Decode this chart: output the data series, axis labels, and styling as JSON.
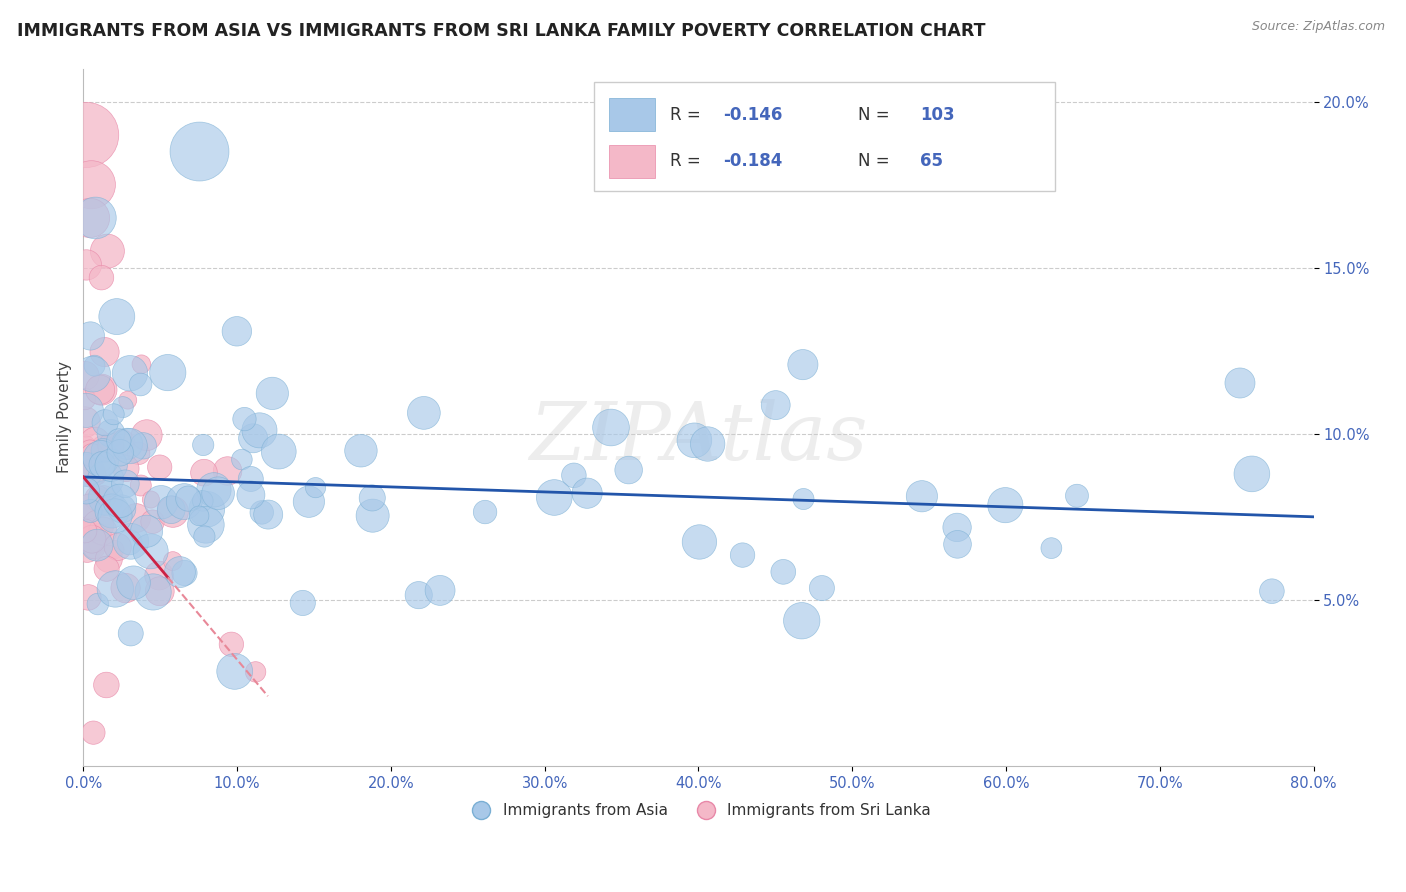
{
  "title": "IMMIGRANTS FROM ASIA VS IMMIGRANTS FROM SRI LANKA FAMILY POVERTY CORRELATION CHART",
  "source_text": "Source: ZipAtlas.com",
  "ylabel": "Family Poverty",
  "watermark": "ZIPAtlas",
  "background_color": "#ffffff",
  "legend_R1": "-0.146",
  "legend_N1": "103",
  "legend_R2": "-0.184",
  "legend_N2": "65",
  "asia_color": "#a8c8e8",
  "asia_edge_color": "#7aafd4",
  "srilanka_color": "#f4b8c8",
  "srilanka_edge_color": "#e888a8",
  "trend_asia_color": "#2255aa",
  "trend_srilanka_solid_color": "#cc2244",
  "trend_srilanka_dash_color": "#e88898",
  "xmin": 0.0,
  "xmax": 0.8,
  "ymin": 0.0,
  "ymax": 0.21,
  "yticks": [
    0.05,
    0.1,
    0.15,
    0.2
  ],
  "ytick_labels": [
    "5.0%",
    "10.0%",
    "15.0%",
    "20.0%"
  ],
  "xticks": [
    0.0,
    0.1,
    0.2,
    0.3,
    0.4,
    0.5,
    0.6,
    0.7,
    0.8
  ],
  "xtick_labels": [
    "0.0%",
    "10.0%",
    "20.0%",
    "30.0%",
    "40.0%",
    "50.0%",
    "60.0%",
    "70.0%",
    "80.0%"
  ],
  "tick_color": "#4466bb",
  "legend_label1": "Immigrants from Asia",
  "legend_label2": "Immigrants from Sri Lanka"
}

==========

» Written exercise
Retype all the records shown above, character for character. Omit every picture.

» Solution to this problem
Decode this chart: output the data series, axis labels, and styling as JSON.
{
  "title": "IMMIGRANTS FROM ASIA VS IMMIGRANTS FROM SRI LANKA FAMILY POVERTY CORRELATION CHART",
  "source_text": "Source: ZipAtlas.com",
  "ylabel": "Family Poverty",
  "watermark": "ZIPAtlas",
  "background_color": "#ffffff",
  "legend_R1": "-0.146",
  "legend_N1": "103",
  "legend_R2": "-0.184",
  "legend_N2": "65",
  "asia_color": "#a8c8e8",
  "asia_edge_color": "#7aafd4",
  "srilanka_color": "#f4b8c8",
  "srilanka_edge_color": "#e888a8",
  "trend_asia_color": "#2255aa",
  "trend_srilanka_solid_color": "#cc2244",
  "trend_srilanka_dash_color": "#e88898",
  "xmin": 0.0,
  "xmax": 0.8,
  "ymin": 0.0,
  "ymax": 0.21,
  "yticks": [
    0.05,
    0.1,
    0.15,
    0.2
  ],
  "ytick_labels": [
    "5.0%",
    "10.0%",
    "15.0%",
    "20.0%"
  ],
  "xticks": [
    0.0,
    0.1,
    0.2,
    0.3,
    0.4,
    0.5,
    0.6,
    0.7,
    0.8
  ],
  "xtick_labels": [
    "0.0%",
    "10.0%",
    "20.0%",
    "30.0%",
    "40.0%",
    "50.0%",
    "60.0%",
    "70.0%",
    "80.0%"
  ],
  "tick_color": "#4466bb",
  "legend_label1": "Immigrants from Asia",
  "legend_label2": "Immigrants from Sri Lanka"
}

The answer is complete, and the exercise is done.